Task directions.
Filter the listing and keep only the lines with the word "browsers".

• • • • • • •

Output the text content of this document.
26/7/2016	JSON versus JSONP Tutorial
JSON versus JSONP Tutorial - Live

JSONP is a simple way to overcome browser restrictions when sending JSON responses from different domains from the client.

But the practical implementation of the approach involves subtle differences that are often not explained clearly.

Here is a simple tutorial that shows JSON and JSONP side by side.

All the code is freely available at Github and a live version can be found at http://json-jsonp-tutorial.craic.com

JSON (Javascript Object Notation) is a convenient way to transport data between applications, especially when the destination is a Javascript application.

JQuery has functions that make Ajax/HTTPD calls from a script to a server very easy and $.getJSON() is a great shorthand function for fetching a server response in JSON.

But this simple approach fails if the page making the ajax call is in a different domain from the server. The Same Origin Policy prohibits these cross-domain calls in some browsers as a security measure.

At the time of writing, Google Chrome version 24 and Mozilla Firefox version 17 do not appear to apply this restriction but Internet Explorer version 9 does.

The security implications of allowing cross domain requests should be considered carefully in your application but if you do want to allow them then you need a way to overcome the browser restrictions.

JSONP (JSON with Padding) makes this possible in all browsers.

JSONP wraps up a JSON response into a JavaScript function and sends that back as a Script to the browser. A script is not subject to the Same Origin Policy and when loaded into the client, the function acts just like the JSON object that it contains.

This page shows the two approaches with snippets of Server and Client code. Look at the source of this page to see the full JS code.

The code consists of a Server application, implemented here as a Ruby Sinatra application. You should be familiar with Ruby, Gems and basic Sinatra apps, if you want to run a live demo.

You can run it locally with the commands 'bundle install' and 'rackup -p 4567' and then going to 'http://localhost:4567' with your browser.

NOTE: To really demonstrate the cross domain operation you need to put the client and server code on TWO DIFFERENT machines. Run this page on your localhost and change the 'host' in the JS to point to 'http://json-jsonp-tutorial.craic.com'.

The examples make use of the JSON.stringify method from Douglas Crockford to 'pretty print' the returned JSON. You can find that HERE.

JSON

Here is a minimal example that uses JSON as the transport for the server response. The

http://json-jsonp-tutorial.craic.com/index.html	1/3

• • • • • • •

Result.
But this simple approach fails if the page making the ajax call is in a different domain from the server. The Same Origin Policy prohibits these cross-domain calls in some browsers as a security measure.
JSONP (JSON with Padding) makes this possible in all browsers.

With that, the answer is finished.